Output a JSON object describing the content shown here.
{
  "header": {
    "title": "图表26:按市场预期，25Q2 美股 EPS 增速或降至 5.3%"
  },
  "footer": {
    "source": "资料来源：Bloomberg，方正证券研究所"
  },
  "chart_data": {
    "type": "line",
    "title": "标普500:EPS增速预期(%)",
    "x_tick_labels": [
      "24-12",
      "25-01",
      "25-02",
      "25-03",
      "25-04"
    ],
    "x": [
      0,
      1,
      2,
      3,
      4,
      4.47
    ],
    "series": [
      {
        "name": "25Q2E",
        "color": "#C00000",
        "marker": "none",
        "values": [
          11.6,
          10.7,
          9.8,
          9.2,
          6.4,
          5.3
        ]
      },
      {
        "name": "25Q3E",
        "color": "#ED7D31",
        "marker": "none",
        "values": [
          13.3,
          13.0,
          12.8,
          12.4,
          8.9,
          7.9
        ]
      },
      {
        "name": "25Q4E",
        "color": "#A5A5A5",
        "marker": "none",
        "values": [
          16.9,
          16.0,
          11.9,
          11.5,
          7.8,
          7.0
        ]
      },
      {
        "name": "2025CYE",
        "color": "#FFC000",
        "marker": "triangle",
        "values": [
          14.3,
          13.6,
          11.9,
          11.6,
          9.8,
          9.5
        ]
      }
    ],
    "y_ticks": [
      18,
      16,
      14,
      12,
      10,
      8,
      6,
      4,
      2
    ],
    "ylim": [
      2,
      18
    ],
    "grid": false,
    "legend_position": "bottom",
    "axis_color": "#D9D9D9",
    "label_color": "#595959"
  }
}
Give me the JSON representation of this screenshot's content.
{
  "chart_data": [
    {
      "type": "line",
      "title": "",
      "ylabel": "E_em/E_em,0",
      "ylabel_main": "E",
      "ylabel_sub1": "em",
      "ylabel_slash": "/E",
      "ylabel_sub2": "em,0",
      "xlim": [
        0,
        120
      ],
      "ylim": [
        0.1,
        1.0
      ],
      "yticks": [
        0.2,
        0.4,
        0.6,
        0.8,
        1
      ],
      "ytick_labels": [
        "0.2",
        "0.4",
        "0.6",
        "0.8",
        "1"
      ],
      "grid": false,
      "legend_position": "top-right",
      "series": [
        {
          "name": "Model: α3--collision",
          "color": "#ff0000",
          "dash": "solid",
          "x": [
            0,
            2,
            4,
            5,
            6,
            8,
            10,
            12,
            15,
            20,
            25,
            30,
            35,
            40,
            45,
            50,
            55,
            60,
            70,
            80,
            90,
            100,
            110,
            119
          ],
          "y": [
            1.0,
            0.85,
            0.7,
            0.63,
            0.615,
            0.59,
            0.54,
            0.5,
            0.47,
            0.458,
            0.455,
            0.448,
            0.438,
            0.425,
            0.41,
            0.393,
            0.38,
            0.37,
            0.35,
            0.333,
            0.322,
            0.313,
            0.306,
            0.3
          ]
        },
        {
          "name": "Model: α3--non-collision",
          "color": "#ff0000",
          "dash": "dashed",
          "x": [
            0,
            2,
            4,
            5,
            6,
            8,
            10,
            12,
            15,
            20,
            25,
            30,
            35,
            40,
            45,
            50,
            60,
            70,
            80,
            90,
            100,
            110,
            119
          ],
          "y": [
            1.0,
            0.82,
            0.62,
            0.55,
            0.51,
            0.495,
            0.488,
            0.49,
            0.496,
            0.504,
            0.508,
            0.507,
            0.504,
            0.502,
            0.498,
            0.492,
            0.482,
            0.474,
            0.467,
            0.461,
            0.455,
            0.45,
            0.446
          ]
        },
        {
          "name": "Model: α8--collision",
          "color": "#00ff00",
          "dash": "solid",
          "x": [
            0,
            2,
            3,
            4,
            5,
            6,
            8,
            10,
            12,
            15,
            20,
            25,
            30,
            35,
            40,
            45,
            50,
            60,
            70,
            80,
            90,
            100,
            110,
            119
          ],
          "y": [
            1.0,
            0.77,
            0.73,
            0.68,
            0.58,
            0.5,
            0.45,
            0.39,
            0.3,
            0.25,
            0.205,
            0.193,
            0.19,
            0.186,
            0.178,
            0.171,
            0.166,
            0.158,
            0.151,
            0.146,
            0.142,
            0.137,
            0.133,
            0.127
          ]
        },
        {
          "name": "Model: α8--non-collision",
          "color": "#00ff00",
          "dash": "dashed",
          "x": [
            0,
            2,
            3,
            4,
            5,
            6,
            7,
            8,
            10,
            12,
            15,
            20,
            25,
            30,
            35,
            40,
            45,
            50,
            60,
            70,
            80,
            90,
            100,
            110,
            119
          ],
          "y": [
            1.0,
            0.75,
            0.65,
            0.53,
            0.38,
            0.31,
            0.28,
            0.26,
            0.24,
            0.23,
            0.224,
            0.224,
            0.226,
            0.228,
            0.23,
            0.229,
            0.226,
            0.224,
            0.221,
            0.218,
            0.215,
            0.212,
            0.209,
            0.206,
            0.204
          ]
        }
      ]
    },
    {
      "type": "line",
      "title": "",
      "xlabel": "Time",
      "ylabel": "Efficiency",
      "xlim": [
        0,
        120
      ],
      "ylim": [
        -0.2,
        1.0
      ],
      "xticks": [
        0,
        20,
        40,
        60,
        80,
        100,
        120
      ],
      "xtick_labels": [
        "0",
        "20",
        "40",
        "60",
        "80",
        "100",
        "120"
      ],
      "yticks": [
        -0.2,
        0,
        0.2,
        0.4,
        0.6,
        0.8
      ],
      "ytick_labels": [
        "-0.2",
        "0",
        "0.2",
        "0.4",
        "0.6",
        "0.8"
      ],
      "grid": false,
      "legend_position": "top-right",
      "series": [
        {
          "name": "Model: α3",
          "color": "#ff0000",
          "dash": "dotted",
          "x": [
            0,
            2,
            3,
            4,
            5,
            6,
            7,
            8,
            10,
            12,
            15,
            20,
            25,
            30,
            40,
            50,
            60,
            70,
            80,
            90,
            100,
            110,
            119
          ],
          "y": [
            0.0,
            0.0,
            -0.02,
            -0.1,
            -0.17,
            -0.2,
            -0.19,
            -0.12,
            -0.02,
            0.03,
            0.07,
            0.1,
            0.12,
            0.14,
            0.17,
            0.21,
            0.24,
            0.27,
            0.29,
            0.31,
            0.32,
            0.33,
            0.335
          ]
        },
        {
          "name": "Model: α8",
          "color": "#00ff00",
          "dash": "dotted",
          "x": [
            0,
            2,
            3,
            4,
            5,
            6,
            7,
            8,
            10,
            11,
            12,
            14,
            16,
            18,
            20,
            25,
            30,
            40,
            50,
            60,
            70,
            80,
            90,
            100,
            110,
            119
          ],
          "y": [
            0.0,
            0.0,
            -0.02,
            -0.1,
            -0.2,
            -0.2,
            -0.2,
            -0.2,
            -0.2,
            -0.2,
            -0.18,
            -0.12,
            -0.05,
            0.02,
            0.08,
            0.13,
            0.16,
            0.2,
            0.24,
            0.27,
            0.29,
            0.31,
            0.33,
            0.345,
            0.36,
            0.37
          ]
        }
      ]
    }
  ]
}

● ● ●

From the entries above, list each line with "content" in it.

Output a JSON object describing the content shown here.
Give me the JSON representation of this screenshot's content.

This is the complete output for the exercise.